Data extract>
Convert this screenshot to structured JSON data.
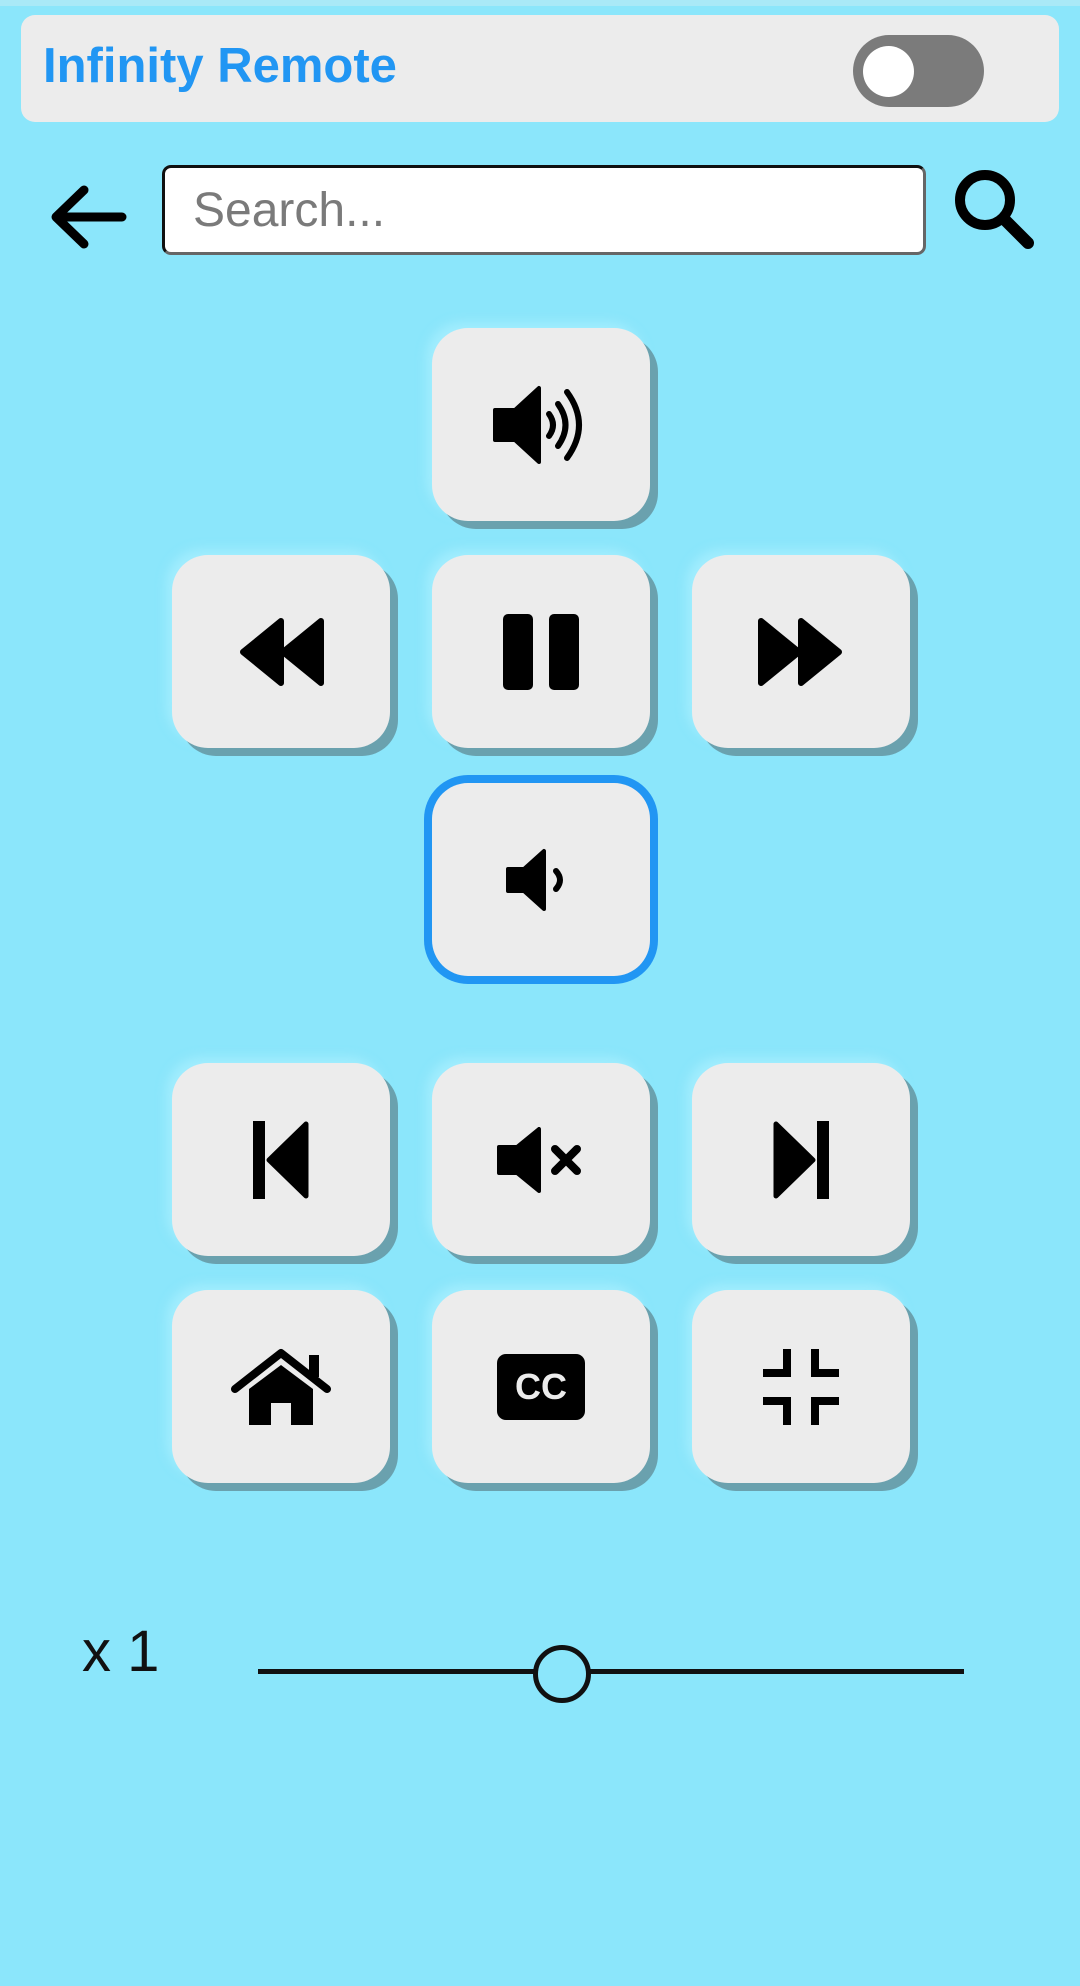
{
  "app": {
    "title": "Infinity Remote",
    "accent_color": "#2196f3",
    "background_color": "#8be6fb"
  },
  "header": {
    "toggle_on": false
  },
  "search": {
    "placeholder": "Search...",
    "value": ""
  },
  "remote": {
    "buttons": [
      {
        "id": "volume-up",
        "icon": "volume-up-icon"
      },
      {
        "id": "rewind",
        "icon": "rewind-icon"
      },
      {
        "id": "pause",
        "icon": "pause-icon"
      },
      {
        "id": "fast-forward",
        "icon": "fast-forward-icon"
      },
      {
        "id": "volume-down",
        "icon": "volume-down-icon",
        "focused": true
      },
      {
        "id": "skip-previous",
        "icon": "skip-previous-icon"
      },
      {
        "id": "mute",
        "icon": "mute-icon"
      },
      {
        "id": "skip-next",
        "icon": "skip-next-icon"
      },
      {
        "id": "home",
        "icon": "home-icon"
      },
      {
        "id": "closed-captions",
        "icon": "closed-captions-icon",
        "text": "CC"
      },
      {
        "id": "exit-fullscreen",
        "icon": "compress-icon"
      }
    ]
  },
  "speed": {
    "label": "x 1",
    "level": 0.43
  }
}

Your goal> Locate all lines in the listing above with the word "skip" and copy them.

Solution for this problem>
        "id": "skip-previous",
        "icon": "skip-previous-icon"
        "id": "skip-next",
        "icon": "skip-next-icon"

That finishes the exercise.